#### [What you are asked to do]
Could you output each line of the data that follows exactly?

#### [Data for this exercise]
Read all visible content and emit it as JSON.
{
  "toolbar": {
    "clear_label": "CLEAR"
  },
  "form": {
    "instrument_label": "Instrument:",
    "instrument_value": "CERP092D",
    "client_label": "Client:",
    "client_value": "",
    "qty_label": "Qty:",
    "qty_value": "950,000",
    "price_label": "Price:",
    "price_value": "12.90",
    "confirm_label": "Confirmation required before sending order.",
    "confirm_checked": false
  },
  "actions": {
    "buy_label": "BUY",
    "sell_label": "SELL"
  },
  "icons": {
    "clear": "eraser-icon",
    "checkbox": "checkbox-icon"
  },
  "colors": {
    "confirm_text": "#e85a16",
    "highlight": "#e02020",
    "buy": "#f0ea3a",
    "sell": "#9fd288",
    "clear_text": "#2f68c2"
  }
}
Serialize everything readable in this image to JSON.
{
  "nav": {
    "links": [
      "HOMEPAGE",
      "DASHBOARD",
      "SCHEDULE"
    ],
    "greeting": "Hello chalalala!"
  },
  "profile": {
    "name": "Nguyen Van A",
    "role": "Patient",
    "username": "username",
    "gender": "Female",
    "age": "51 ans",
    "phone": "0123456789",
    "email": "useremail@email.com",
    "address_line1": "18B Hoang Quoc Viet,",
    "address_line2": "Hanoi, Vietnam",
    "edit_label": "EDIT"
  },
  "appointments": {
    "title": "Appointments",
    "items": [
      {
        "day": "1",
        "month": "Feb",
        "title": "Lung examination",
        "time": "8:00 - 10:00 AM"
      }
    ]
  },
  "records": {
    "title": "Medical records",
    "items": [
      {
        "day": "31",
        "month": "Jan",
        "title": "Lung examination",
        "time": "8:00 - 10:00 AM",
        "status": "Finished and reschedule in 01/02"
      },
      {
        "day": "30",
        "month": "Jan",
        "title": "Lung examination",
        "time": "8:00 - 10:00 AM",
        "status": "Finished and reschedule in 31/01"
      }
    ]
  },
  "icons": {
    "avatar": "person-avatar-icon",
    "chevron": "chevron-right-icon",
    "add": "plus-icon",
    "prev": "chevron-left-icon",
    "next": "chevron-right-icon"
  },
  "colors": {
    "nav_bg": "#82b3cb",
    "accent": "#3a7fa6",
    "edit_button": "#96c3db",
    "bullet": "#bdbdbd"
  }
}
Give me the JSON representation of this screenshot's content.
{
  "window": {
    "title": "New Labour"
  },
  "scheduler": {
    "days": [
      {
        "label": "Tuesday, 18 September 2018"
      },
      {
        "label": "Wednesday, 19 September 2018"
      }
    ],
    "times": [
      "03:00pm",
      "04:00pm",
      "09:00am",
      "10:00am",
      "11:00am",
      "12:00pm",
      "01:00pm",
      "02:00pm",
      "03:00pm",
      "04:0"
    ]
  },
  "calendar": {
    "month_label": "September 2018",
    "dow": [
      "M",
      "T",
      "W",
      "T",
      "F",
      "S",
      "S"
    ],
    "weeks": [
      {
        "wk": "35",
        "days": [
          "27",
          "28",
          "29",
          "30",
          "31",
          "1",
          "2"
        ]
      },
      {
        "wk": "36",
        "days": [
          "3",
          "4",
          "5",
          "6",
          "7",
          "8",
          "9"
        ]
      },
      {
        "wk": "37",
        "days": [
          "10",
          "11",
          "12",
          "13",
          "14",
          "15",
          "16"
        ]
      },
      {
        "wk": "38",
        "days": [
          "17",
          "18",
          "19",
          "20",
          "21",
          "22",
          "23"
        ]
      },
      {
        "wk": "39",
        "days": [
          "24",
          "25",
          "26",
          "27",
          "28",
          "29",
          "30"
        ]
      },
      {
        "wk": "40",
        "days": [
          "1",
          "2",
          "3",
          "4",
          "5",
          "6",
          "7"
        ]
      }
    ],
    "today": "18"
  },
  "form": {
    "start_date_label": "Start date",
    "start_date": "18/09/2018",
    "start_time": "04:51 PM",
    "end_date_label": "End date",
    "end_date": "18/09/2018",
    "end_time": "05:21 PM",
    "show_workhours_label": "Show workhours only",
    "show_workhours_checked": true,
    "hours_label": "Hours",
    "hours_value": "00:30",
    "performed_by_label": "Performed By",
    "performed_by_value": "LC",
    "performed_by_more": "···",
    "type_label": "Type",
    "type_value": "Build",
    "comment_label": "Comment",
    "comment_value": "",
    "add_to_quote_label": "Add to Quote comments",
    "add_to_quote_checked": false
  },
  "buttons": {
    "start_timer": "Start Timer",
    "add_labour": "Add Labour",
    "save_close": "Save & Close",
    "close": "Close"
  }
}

#### [The output]
Read all visible content and emit it as JSON.
{
  "toolbar": {
    "clear_label": "CLEAR"
  },
  "form": {
    "instrument_label": "Instrument:",
    "instrument_value": "CERP092D",
    "client_label": "Client:",
    "client_value": "",
    "qty_label": "Qty:",
    "qty_value": "950,000",
    "price_label": "Price:",
    "price_value": "12.90",
    "confirm_label": "Confirmation required before sending order.",
    "confirm_checked": false
  },
  "actions": {
    "buy_label": "BUY",
    "sell_label": "SELL"
  },
  "icons": {
    "clear": "eraser-icon",
    "checkbox": "checkbox-icon"
  },
  "colors": {
    "confirm_text": "#e85a16",
    "highlight": "#e02020",
    "buy": "#f0ea3a",
    "sell": "#9fd288",
    "clear_text": "#2f68c2"
  }
}
Serialize everything readable in this image to JSON.
{
  "nav": {
    "links": [
      "HOMEPAGE",
      "DASHBOARD",
      "SCHEDULE"
    ],
    "greeting": "Hello chalalala!"
  },
  "profile": {
    "name": "Nguyen Van A",
    "role": "Patient",
    "username": "username",
    "gender": "Female",
    "age": "51 ans",
    "phone": "0123456789",
    "email": "useremail@email.com",
    "address_line1": "18B Hoang Quoc Viet,",
    "address_line2": "Hanoi, Vietnam",
    "edit_label": "EDIT"
  },
  "appointments": {
    "title": "Appointments",
    "items": [
      {
        "day": "1",
        "month": "Feb",
        "title": "Lung examination",
        "time": "8:00 - 10:00 AM"
      }
    ]
  },
  "records": {
    "title": "Medical records",
    "items": [
      {
        "day": "31",
        "month": "Jan",
        "title": "Lung examination",
        "time": "8:00 - 10:00 AM",
        "status": "Finished and reschedule in 01/02"
      },
      {
        "day": "30",
        "month": "Jan",
        "title": "Lung examination",
        "time": "8:00 - 10:00 AM",
        "status": "Finished and reschedule in 31/01"
      }
    ]
  },
  "icons": {
    "avatar": "person-avatar-icon",
    "chevron": "chevron-right-icon",
    "add": "plus-icon",
    "prev": "chevron-left-icon",
    "next": "chevron-right-icon"
  },
  "colors": {
    "nav_bg": "#82b3cb",
    "accent": "#3a7fa6",
    "edit_button": "#96c3db",
    "bullet": "#bdbdbd"
  }
}
Give me the JSON representation of this screenshot's content.
{
  "window": {
    "title": "New Labour"
  },
  "scheduler": {
    "days": [
      {
        "label": "Tuesday, 18 September 2018"
      },
      {
        "label": "Wednesday, 19 September 2018"
      }
    ],
    "times": [
      "03:00pm",
      "04:00pm",
      "09:00am",
      "10:00am",
      "11:00am",
      "12:00pm",
      "01:00pm",
      "02:00pm",
      "03:00pm",
      "04:0"
    ]
  },
  "calendar": {
    "month_label": "September 2018",
    "dow": [
      "M",
      "T",
      "W",
      "T",
      "F",
      "S",
      "S"
    ],
    "weeks": [
      {
        "wk": "35",
        "days": [
          "27",
          "28",
          "29",
          "30",
          "31",
          "1",
          "2"
        ]
      },
      {
        "wk": "36",
        "days": [
          "3",
          "4",
          "5",
          "6",
          "7",
          "8",
          "9"
        ]
      },
      {
        "wk": "37",
        "days": [
          "10",
          "11",
          "12",
          "13",
          "14",
          "15",
          "16"
        ]
      },
      {
        "wk": "38",
        "days": [
          "17",
          "18",
          "19",
          "20",
          "21",
          "22",
          "23"
        ]
      },
      {
        "wk": "39",
        "days": [
          "24",
          "25",
          "26",
          "27",
          "28",
          "29",
          "30"
        ]
      },
      {
        "wk": "40",
        "days": [
          "1",
          "2",
          "3",
          "4",
          "5",
          "6",
          "7"
        ]
      }
    ],
    "today": "18"
  },
  "form": {
    "start_date_label": "Start date",
    "start_date": "18/09/2018",
    "start_time": "04:51 PM",
    "end_date_label": "End date",
    "end_date": "18/09/2018",
    "end_time": "05:21 PM",
    "show_workhours_label": "Show workhours only",
    "show_workhours_checked": true,
    "hours_label": "Hours",
    "hours_value": "00:30",
    "performed_by_label": "Performed By",
    "performed_by_value": "LC",
    "performed_by_more": "···",
    "type_label": "Type",
    "type_value": "Build",
    "comment_label": "Comment",
    "comment_value": "",
    "add_to_quote_label": "Add to Quote comments",
    "add_to_quote_checked": false
  },
  "buttons": {
    "start_timer": "Start Timer",
    "add_labour": "Add Labour",
    "save_close": "Save & Close",
    "close": "Close"
  }
}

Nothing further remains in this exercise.